Reviewing DueDates-Yellow
Overall, the code style and implementation for DueDates-Yellow is fine. However, its biggest issue, in my opinion, is that the problem space has not been abstracted at the necessary level to manage maintenance and ease the implementation of future development objectives. There are several instances of similar branching structures and class definitions which provide the opportunity to abstact the problem space further. I tried to provide a constructive, objective review of DueDates-Yellow without being overly critical of the project’s implementation.
DueDates-Silver v1.1 Review
Scheller and Tyler provided very good comments. Most of their comments dealt with details, but very important ones. Several good catches included the lack of information stating that Java 6 or higher is needed, and that the QA instructions have been missing since v1.0.

For the most part, it seems that Tyler was very impressed with our implementation and project structure. In particular, he thought that all DueDates projects should be required to include an XML repository to hold the library data for the application. I would have to say he paid our project one of the highest compliments one developer can give to another:

”Your groups project is the real deal. I think if the class ever merges to one project we should merge to this version.”

Future Reviews
There’s not much I would do differently to do future reviews. The improved Review Issue tracking mechanism on Google Code has much improved the process. The only change would be to have a better understanding of where the review comments go upon completion.

****

Goals:
- A) List every section heading in the code review text.
- B) Check each statement against the code review text. Answer yes or no for each, and quote the words that decide it. (i) The code style and implementation of DueDates-Yellow were judged fine overall. (ii) The QA instructions had been missing since v1.1. (iii) The writer would change a great deal about future reviews.
The lines come from a different source than the code review text.

Information provided:

****

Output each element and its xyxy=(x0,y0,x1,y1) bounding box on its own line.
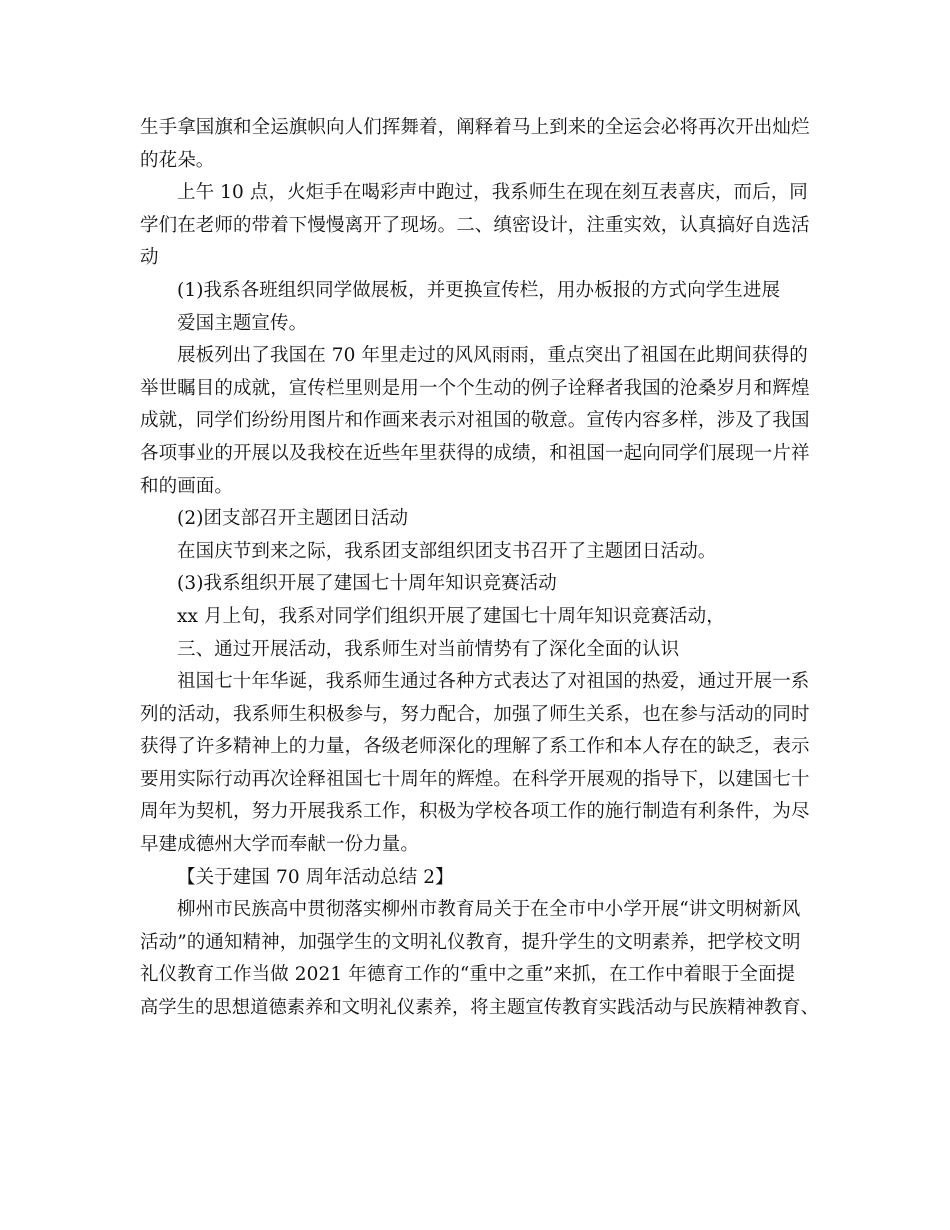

****

Answers by task:
- A)
Reviewing DueDates-Yellow
DueDates-Silver v1.1 Review
Future Reviews

- B)
(i) Yes: "Overall, the code style and implementation for DueDates-Yellow is fine."
(ii) No: "the QA instructions have been missing since v1.0."
(iii) No: "There’s not much I would do differently to do future reviews."